● **What is required**: Each record below is to be reproduced without any change.

● **Supplied material**:
____
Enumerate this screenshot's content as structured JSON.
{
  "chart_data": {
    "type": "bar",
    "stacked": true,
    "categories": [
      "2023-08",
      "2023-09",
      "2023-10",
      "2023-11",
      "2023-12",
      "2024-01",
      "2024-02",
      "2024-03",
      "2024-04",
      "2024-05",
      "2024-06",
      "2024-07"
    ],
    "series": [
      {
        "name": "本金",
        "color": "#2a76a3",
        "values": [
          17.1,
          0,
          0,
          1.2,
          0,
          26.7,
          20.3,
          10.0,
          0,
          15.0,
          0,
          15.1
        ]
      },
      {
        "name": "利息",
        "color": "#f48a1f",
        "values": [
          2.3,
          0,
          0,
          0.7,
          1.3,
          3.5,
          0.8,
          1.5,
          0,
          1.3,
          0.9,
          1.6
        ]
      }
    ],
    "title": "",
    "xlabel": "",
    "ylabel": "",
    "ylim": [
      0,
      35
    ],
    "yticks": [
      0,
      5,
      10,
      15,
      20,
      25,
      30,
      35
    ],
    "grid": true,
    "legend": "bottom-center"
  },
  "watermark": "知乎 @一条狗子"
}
____
● **Solution to this exercise**:
Enumerate this screenshot's content as structured JSON.
{
  "chart_data": {
    "type": "bar",
    "stacked": true,
    "categories": [
      "2023-08",
      "2023-09",
      "2023-10",
      "2023-11",
      "2023-12",
      "2024-01",
      "2024-02",
      "2024-03",
      "2024-04",
      "2024-05",
      "2024-06",
      "2024-07"
    ],
    "series": [
      {
        "name": "本金",
        "color": "#2a76a3",
        "values": [
          17.1,
          0,
          0,
          1.2,
          0,
          26.7,
          20.3,
          10.0,
          0,
          15.0,
          0,
          15.1
        ]
      },
      {
        "name": "利息",
        "color": "#f48a1f",
        "values": [
          2.3,
          0,
          0,
          0.7,
          1.3,
          3.5,
          0.8,
          1.5,
          0,
          1.3,
          0.9,
          1.6
        ]
      }
    ],
    "title": "",
    "xlabel": "",
    "ylabel": "",
    "ylim": [
      0,
      35
    ],
    "yticks": [
      0,
      5,
      10,
      15,
      20,
      25,
      30,
      35
    ],
    "grid": true,
    "legend": "bottom-center"
  },
  "watermark": "知乎 @一条狗子"
}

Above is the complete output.